Transcribe all the records exactly and omit any images they hold.
________________________________________
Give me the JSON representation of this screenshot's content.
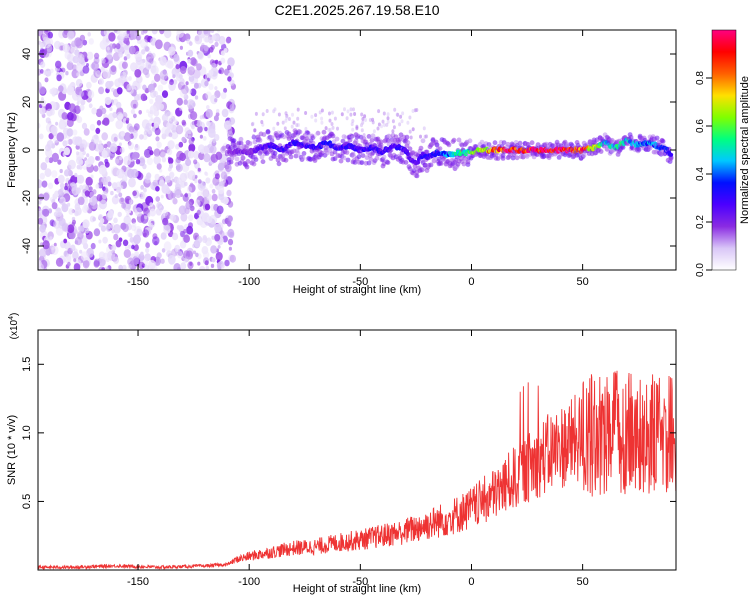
{
  "title": "C2E1.2025.267.19.58.E10",
  "chart_data": [
    {
      "type": "heatmap",
      "xlabel": "Height of straight line (km)",
      "ylabel": "Frequency (Hz)",
      "xlim": [
        -195,
        92
      ],
      "ylim": [
        -50,
        50
      ],
      "xticks": [
        -150,
        -100,
        -50,
        0,
        50
      ],
      "yticks": [
        -40,
        -20,
        0,
        20,
        40
      ],
      "colorbar": {
        "label": "Normalized spectral amplitude",
        "range": [
          0,
          1
        ],
        "ticks": [
          "0.0",
          "0.2",
          "0.4",
          "0.6",
          "0.8"
        ],
        "colors": [
          "#ffffff",
          "#d9c6f7",
          "#8a2be2",
          "#4b00ff",
          "#0010ff",
          "#00c8ff",
          "#00ff80",
          "#80ff00",
          "#ffe000",
          "#ff6000",
          "#ff0000",
          "#ff0080"
        ]
      },
      "trace": {
        "x": [
          -110,
          -105,
          -100,
          -95,
          -90,
          -85,
          -80,
          -75,
          -70,
          -65,
          -60,
          -55,
          -50,
          -45,
          -40,
          -35,
          -30,
          -27,
          -25,
          -22,
          -20,
          -15,
          -10,
          -5,
          0,
          5,
          10,
          20,
          30,
          40,
          50,
          55,
          60,
          65,
          70,
          75,
          80,
          85,
          88,
          90
        ],
        "y": [
          -2,
          0,
          -1,
          1,
          2,
          0,
          3,
          2,
          1,
          3,
          1,
          2,
          0,
          1,
          -1,
          2,
          0,
          -4,
          -6,
          -2,
          -3,
          -1,
          -2,
          -1,
          -1,
          0,
          0,
          0,
          0,
          0,
          0,
          1,
          3,
          1,
          4,
          2,
          3,
          1,
          0,
          -3
        ],
        "amplitude": [
          0.15,
          0.2,
          0.2,
          0.25,
          0.3,
          0.3,
          0.3,
          0.3,
          0.3,
          0.35,
          0.3,
          0.3,
          0.3,
          0.3,
          0.3,
          0.3,
          0.3,
          0.25,
          0.25,
          0.3,
          0.3,
          0.35,
          0.45,
          0.55,
          0.6,
          0.7,
          0.85,
          0.95,
          1.0,
          1.0,
          0.9,
          0.7,
          0.5,
          0.55,
          0.5,
          0.45,
          0.45,
          0.4,
          0.35,
          0.3
        ]
      },
      "noise_region": {
        "x_start": -195,
        "x_end": -107
      }
    },
    {
      "type": "line",
      "xlabel": "Height of straight line (km)",
      "ylabel": "SNR (10 * v/v)",
      "y_multiplier": "(x10^4)",
      "xlim": [
        -195,
        92
      ],
      "ylim": [
        0,
        1.75
      ],
      "xticks": [
        -150,
        -100,
        -50,
        0,
        50
      ],
      "yticks": [
        "0.5",
        "1.0",
        "1.5"
      ],
      "series": [
        {
          "color": "#ee3333",
          "x": [
            -195,
            -180,
            -160,
            -140,
            -120,
            -110,
            -105,
            -100,
            -90,
            -80,
            -70,
            -60,
            -50,
            -40,
            -30,
            -20,
            -10,
            0,
            10,
            20,
            30,
            40,
            50,
            55,
            60,
            65,
            70,
            75,
            80,
            85,
            92
          ],
          "y": [
            0.02,
            0.02,
            0.03,
            0.02,
            0.03,
            0.04,
            0.08,
            0.1,
            0.13,
            0.16,
            0.17,
            0.2,
            0.22,
            0.25,
            0.28,
            0.33,
            0.38,
            0.45,
            0.55,
            0.68,
            0.8,
            0.9,
            0.97,
            0.98,
            1.0,
            1.02,
            1.0,
            0.98,
            0.99,
            0.98,
            1.0
          ]
        }
      ]
    }
  ]
}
________________________________________
**EXERCISE OUTPUT**
Give me the JSON representation of this screenshot's content.
{
  "title": "C2E1.2025.267.19.58.E10",
  "chart_data": [
    {
      "type": "heatmap",
      "xlabel": "Height of straight line (km)",
      "ylabel": "Frequency (Hz)",
      "xlim": [
        -195,
        92
      ],
      "ylim": [
        -50,
        50
      ],
      "xticks": [
        -150,
        -100,
        -50,
        0,
        50
      ],
      "yticks": [
        -40,
        -20,
        0,
        20,
        40
      ],
      "colorbar": {
        "label": "Normalized spectral amplitude",
        "range": [
          0,
          1
        ],
        "ticks": [
          "0.0",
          "0.2",
          "0.4",
          "0.6",
          "0.8"
        ],
        "colors": [
          "#ffffff",
          "#d9c6f7",
          "#8a2be2",
          "#4b00ff",
          "#0010ff",
          "#00c8ff",
          "#00ff80",
          "#80ff00",
          "#ffe000",
          "#ff6000",
          "#ff0000",
          "#ff0080"
        ]
      },
      "trace": {
        "x": [
          -110,
          -105,
          -100,
          -95,
          -90,
          -85,
          -80,
          -75,
          -70,
          -65,
          -60,
          -55,
          -50,
          -45,
          -40,
          -35,
          -30,
          -27,
          -25,
          -22,
          -20,
          -15,
          -10,
          -5,
          0,
          5,
          10,
          20,
          30,
          40,
          50,
          55,
          60,
          65,
          70,
          75,
          80,
          85,
          88,
          90
        ],
        "y": [
          -2,
          0,
          -1,
          1,
          2,
          0,
          3,
          2,
          1,
          3,
          1,
          2,
          0,
          1,
          -1,
          2,
          0,
          -4,
          -6,
          -2,
          -3,
          -1,
          -2,
          -1,
          -1,
          0,
          0,
          0,
          0,
          0,
          0,
          1,
          3,
          1,
          4,
          2,
          3,
          1,
          0,
          -3
        ],
        "amplitude": [
          0.15,
          0.2,
          0.2,
          0.25,
          0.3,
          0.3,
          0.3,
          0.3,
          0.3,
          0.35,
          0.3,
          0.3,
          0.3,
          0.3,
          0.3,
          0.3,
          0.3,
          0.25,
          0.25,
          0.3,
          0.3,
          0.35,
          0.45,
          0.55,
          0.6,
          0.7,
          0.85,
          0.95,
          1.0,
          1.0,
          0.9,
          0.7,
          0.5,
          0.55,
          0.5,
          0.45,
          0.45,
          0.4,
          0.35,
          0.3
        ]
      },
      "noise_region": {
        "x_start": -195,
        "x_end": -107
      }
    },
    {
      "type": "line",
      "xlabel": "Height of straight line (km)",
      "ylabel": "SNR (10 * v/v)",
      "y_multiplier": "(x10^4)",
      "xlim": [
        -195,
        92
      ],
      "ylim": [
        0,
        1.75
      ],
      "xticks": [
        -150,
        -100,
        -50,
        0,
        50
      ],
      "yticks": [
        "0.5",
        "1.0",
        "1.5"
      ],
      "series": [
        {
          "color": "#ee3333",
          "x": [
            -195,
            -180,
            -160,
            -140,
            -120,
            -110,
            -105,
            -100,
            -90,
            -80,
            -70,
            -60,
            -50,
            -40,
            -30,
            -20,
            -10,
            0,
            10,
            20,
            30,
            40,
            50,
            55,
            60,
            65,
            70,
            75,
            80,
            85,
            92
          ],
          "y": [
            0.02,
            0.02,
            0.03,
            0.02,
            0.03,
            0.04,
            0.08,
            0.1,
            0.13,
            0.16,
            0.17,
            0.2,
            0.22,
            0.25,
            0.28,
            0.33,
            0.38,
            0.45,
            0.55,
            0.68,
            0.8,
            0.9,
            0.97,
            0.98,
            1.0,
            1.02,
            1.0,
            0.98,
            0.99,
            0.98,
            1.0
          ]
        }
      ]
    }
  ]
}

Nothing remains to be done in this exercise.